# DATA:
────────
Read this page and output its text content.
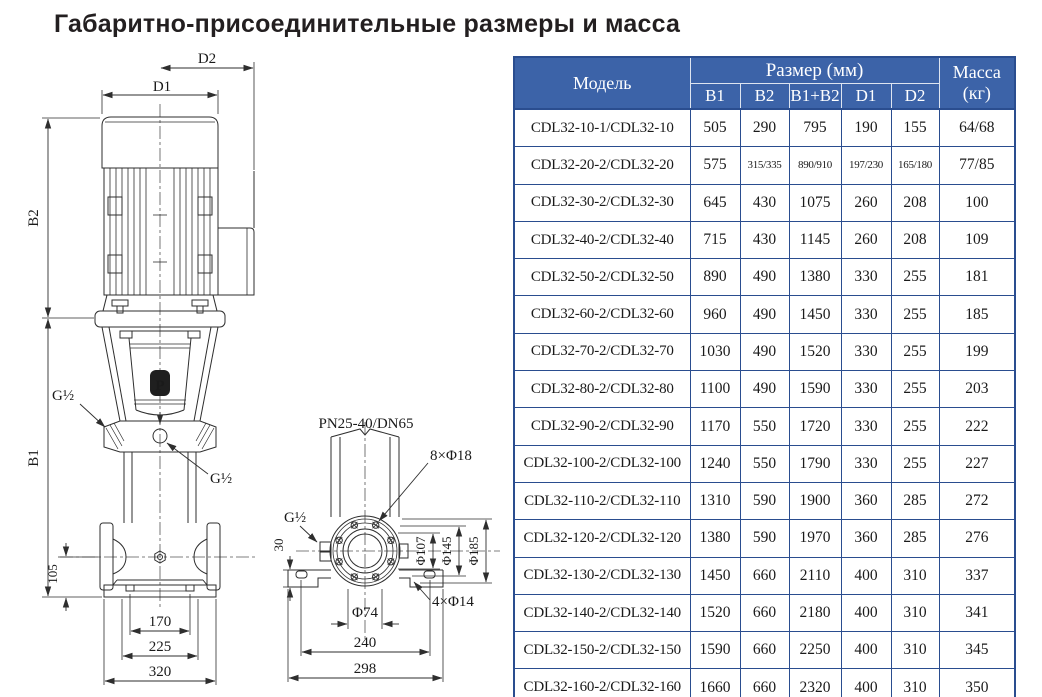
Габаритно-присоединительные размеры и масса
P
D1
D2
B2
B1
105
170
225
320
G½
G½
PN25-40/DN65
8×Φ18
G½
30	Φ107 Φ145 Φ185
Φ74
4×Φ14
240
298
Модель	Размер (мм)					Масса
(кг)

	B1	B2	B1+B2	D1	D2	
CDL32-10-1/CDL32-10	505	290	795	190	155	64/68
CDL32-20-2/CDL32-20	575	315/335	890/910	197/230	165/180	77/85
CDL32-30-2/CDL32-30	645	430	1075	260	208	100
CDL32-40-2/CDL32-40	715	430	1145	260	208	109
CDL32-50-2/CDL32-50	890	490	1380	330	255	181
CDL32-60-2/CDL32-60	960	490	1450	330	255	185
CDL32-70-2/CDL32-70	1030	490	1520	330	255	199
CDL32-80-2/CDL32-80	1100	490	1590	330	255	203
CDL32-90-2/CDL32-90	1170	550	1720	330	255	222
CDL32-100-2/CDL32-100	1240	550	1790	330	255	227
CDL32-110-2/CDL32-110	1310	590	1900	360	285	272
CDL32-120-2/CDL32-120	1380	590	1970	360	285	276
CDL32-130-2/CDL32-130	1450	660	2110	400	310	337
CDL32-140-2/CDL32-140	1520	660	2180	400	310	341
CDL32-150-2/CDL32-150	1590	660	2250	400	310	345
CDL32-160-2/CDL32-160	1660	660	2320	400	310	350
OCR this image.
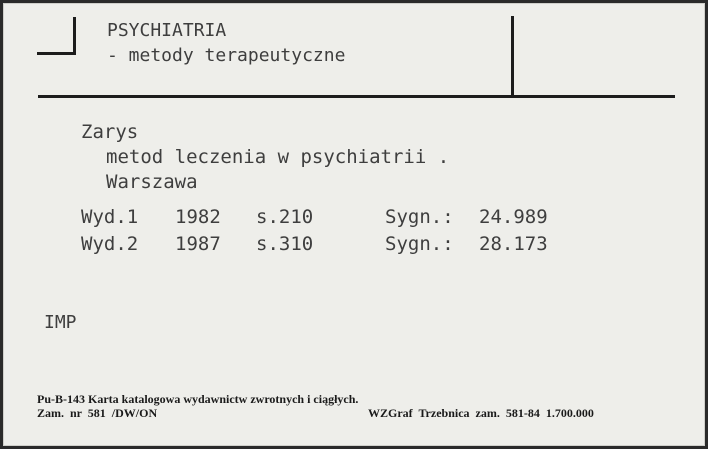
PSYCHIATRIA
- metody terapeutyczne
Zarys
metod leczenia w psychiatrii .
Warszawa
Wyd.1 1982 s.210	Sygn.: 24.989
Wyd.2 1987 s.310	Sygn.: 28.173
IMP
Pu-B-143 Karta katalogowa wydawnictw zwrotnych i ciągłych.
Zam.  nr  581  /DW/ON	WZGraf  Trzebnica  zam.  581-84  1.700.000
────────
# GIVEN TASK:
Omit the pictures, and please restate word for word the lines running from the line with "OCR this image." to the end of the entries.

# SOLVED PROBLEM:
OCR this image.
PSYCHIATRIA
- metody terapeutyczne
Zarys
metod leczenia w psychiatrii .
Warszawa
Wyd.1 1982 s.210	Sygn.: 24.989
Wyd.2 1987 s.310	Sygn.: 28.173
IMP
Pu-B-143 Karta katalogowa wydawnictw zwrotnych i ciągłych.
Zam.  nr  581  /DW/ON	WZGraf  Trzebnica  zam.  581-84  1.700.000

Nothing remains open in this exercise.